Work to be completed: Write out the listing below again, precisely as it is given.

Rows from a figure dataset

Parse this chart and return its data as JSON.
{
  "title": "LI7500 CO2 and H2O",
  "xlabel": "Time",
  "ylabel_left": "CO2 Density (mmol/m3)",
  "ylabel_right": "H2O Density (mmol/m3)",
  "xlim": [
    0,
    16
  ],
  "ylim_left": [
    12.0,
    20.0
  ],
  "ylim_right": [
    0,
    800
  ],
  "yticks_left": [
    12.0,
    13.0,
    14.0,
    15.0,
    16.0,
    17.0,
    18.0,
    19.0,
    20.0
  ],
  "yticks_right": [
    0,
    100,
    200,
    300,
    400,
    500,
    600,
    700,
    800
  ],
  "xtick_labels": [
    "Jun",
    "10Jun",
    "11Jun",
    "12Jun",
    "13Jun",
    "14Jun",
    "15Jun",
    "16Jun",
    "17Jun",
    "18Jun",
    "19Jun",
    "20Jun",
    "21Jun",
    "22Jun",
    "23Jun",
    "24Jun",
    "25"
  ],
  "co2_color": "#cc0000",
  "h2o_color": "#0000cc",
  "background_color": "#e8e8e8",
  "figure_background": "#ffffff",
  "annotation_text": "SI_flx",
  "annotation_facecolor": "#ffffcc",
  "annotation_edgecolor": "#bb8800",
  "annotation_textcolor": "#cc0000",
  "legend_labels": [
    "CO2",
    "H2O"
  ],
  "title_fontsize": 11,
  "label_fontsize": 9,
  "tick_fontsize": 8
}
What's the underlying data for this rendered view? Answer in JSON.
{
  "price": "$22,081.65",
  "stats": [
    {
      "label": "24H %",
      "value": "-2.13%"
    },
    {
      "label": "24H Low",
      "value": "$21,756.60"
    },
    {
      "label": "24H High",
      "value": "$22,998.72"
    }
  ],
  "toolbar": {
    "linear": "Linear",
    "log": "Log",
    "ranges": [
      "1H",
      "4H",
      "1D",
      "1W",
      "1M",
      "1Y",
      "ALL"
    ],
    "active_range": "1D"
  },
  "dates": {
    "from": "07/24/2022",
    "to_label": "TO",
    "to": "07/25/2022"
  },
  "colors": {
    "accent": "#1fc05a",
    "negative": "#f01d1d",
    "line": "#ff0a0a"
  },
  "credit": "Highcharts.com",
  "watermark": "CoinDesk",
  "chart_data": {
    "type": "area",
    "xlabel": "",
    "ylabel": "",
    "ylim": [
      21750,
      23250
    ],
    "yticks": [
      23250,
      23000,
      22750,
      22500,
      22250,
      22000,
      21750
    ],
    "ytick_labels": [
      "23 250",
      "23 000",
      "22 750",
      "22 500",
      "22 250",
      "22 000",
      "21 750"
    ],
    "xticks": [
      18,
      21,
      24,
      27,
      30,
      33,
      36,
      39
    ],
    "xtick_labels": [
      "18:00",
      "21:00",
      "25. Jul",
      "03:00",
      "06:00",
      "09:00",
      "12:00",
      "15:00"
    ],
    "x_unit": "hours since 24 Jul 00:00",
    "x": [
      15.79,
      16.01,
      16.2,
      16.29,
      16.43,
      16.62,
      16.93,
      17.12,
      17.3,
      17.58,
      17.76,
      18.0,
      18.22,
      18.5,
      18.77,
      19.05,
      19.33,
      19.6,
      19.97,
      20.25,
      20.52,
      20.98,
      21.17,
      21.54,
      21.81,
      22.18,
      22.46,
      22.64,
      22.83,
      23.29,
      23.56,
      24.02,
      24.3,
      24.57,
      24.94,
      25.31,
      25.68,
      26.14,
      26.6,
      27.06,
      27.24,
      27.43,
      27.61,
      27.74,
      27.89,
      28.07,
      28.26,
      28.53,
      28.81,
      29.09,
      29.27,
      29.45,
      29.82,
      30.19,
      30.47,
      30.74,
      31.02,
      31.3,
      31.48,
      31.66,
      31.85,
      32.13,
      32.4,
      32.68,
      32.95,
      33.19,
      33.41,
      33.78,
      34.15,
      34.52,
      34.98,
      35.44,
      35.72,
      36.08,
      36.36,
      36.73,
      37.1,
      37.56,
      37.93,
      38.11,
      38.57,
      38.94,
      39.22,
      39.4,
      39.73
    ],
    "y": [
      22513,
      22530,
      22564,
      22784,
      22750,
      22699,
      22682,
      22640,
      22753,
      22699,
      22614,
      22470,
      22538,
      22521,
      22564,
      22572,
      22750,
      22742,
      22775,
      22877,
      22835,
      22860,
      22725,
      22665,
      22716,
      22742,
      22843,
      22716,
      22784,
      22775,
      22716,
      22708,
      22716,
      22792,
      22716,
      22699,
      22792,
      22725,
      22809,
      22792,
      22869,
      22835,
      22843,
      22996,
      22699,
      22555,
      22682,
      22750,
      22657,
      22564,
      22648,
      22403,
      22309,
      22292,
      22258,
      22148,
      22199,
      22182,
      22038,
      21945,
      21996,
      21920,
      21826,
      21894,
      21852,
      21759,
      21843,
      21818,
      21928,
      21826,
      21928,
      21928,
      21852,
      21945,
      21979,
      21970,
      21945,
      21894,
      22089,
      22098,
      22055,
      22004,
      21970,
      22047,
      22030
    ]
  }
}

Task response:
Parse this chart and return its data as JSON.
{
  "title": "LI7500 CO2 and H2O",
  "xlabel": "Time",
  "ylabel_left": "CO2 Density (mmol/m3)",
  "ylabel_right": "H2O Density (mmol/m3)",
  "xlim": [
    0,
    16
  ],
  "ylim_left": [
    12.0,
    20.0
  ],
  "ylim_right": [
    0,
    800
  ],
  "yticks_left": [
    12.0,
    13.0,
    14.0,
    15.0,
    16.0,
    17.0,
    18.0,
    19.0,
    20.0
  ],
  "yticks_right": [
    0,
    100,
    200,
    300,
    400,
    500,
    600,
    700,
    800
  ],
  "xtick_labels": [
    "Jun",
    "10Jun",
    "11Jun",
    "12Jun",
    "13Jun",
    "14Jun",
    "15Jun",
    "16Jun",
    "17Jun",
    "18Jun",
    "19Jun",
    "20Jun",
    "21Jun",
    "22Jun",
    "23Jun",
    "24Jun",
    "25"
  ],
  "co2_color": "#cc0000",
  "h2o_color": "#0000cc",
  "background_color": "#e8e8e8",
  "figure_background": "#ffffff",
  "annotation_text": "SI_flx",
  "annotation_facecolor": "#ffffcc",
  "annotation_edgecolor": "#bb8800",
  "annotation_textcolor": "#cc0000",
  "legend_labels": [
    "CO2",
    "H2O"
  ],
  "title_fontsize": 11,
  "label_fontsize": 9,
  "tick_fontsize": 8
}
What's the underlying data for this rendered view? Answer in JSON.
{
  "price": "$22,081.65",
  "stats": [
    {
      "label": "24H %",
      "value": "-2.13%"
    },
    {
      "label": "24H Low",
      "value": "$21,756.60"
    },
    {
      "label": "24H High",
      "value": "$22,998.72"
    }
  ],
  "toolbar": {
    "linear": "Linear",
    "log": "Log",
    "ranges": [
      "1H",
      "4H",
      "1D",
      "1W",
      "1M",
      "1Y",
      "ALL"
    ],
    "active_range": "1D"
  },
  "dates": {
    "from": "07/24/2022",
    "to_label": "TO",
    "to": "07/25/2022"
  },
  "colors": {
    "accent": "#1fc05a",
    "negative": "#f01d1d",
    "line": "#ff0a0a"
  },
  "credit": "Highcharts.com",
  "watermark": "CoinDesk",
  "chart_data": {
    "type": "area",
    "xlabel": "",
    "ylabel": "",
    "ylim": [
      21750,
      23250
    ],
    "yticks": [
      23250,
      23000,
      22750,
      22500,
      22250,
      22000,
      21750
    ],
    "ytick_labels": [
      "23 250",
      "23 000",
      "22 750",
      "22 500",
      "22 250",
      "22 000",
      "21 750"
    ],
    "xticks": [
      18,
      21,
      24,
      27,
      30,
      33,
      36,
      39
    ],
    "xtick_labels": [
      "18:00",
      "21:00",
      "25. Jul",
      "03:00",
      "06:00",
      "09:00",
      "12:00",
      "15:00"
    ],
    "x_unit": "hours since 24 Jul 00:00",
    "x": [
      15.79,
      16.01,
      16.2,
      16.29,
      16.43,
      16.62,
      16.93,
      17.12,
      17.3,
      17.58,
      17.76,
      18.0,
      18.22,
      18.5,
      18.77,
      19.05,
      19.33,
      19.6,
      19.97,
      20.25,
      20.52,
      20.98,
      21.17,
      21.54,
      21.81,
      22.18,
      22.46,
      22.64,
      22.83,
      23.29,
      23.56,
      24.02,
      24.3,
      24.57,
      24.94,
      25.31,
      25.68,
      26.14,
      26.6,
      27.06,
      27.24,
      27.43,
      27.61,
      27.74,
      27.89,
      28.07,
      28.26,
      28.53,
      28.81,
      29.09,
      29.27,
      29.45,
      29.82,
      30.19,
      30.47,
      30.74,
      31.02,
      31.3,
      31.48,
      31.66,
      31.85,
      32.13,
      32.4,
      32.68,
      32.95,
      33.19,
      33.41,
      33.78,
      34.15,
      34.52,
      34.98,
      35.44,
      35.72,
      36.08,
      36.36,
      36.73,
      37.1,
      37.56,
      37.93,
      38.11,
      38.57,
      38.94,
      39.22,
      39.4,
      39.73
    ],
    "y": [
      22513,
      22530,
      22564,
      22784,
      22750,
      22699,
      22682,
      22640,
      22753,
      22699,
      22614,
      22470,
      22538,
      22521,
      22564,
      22572,
      22750,
      22742,
      22775,
      22877,
      22835,
      22860,
      22725,
      22665,
      22716,
      22742,
      22843,
      22716,
      22784,
      22775,
      22716,
      22708,
      22716,
      22792,
      22716,
      22699,
      22792,
      22725,
      22809,
      22792,
      22869,
      22835,
      22843,
      22996,
      22699,
      22555,
      22682,
      22750,
      22657,
      22564,
      22648,
      22403,
      22309,
      22292,
      22258,
      22148,
      22199,
      22182,
      22038,
      21945,
      21996,
      21920,
      21826,
      21894,
      21852,
      21759,
      21843,
      21818,
      21928,
      21826,
      21928,
      21928,
      21852,
      21945,
      21979,
      21970,
      21945,
      21894,
      22089,
      22098,
      22055,
      22004,
      21970,
      22047,
      22030
    ]
  }
}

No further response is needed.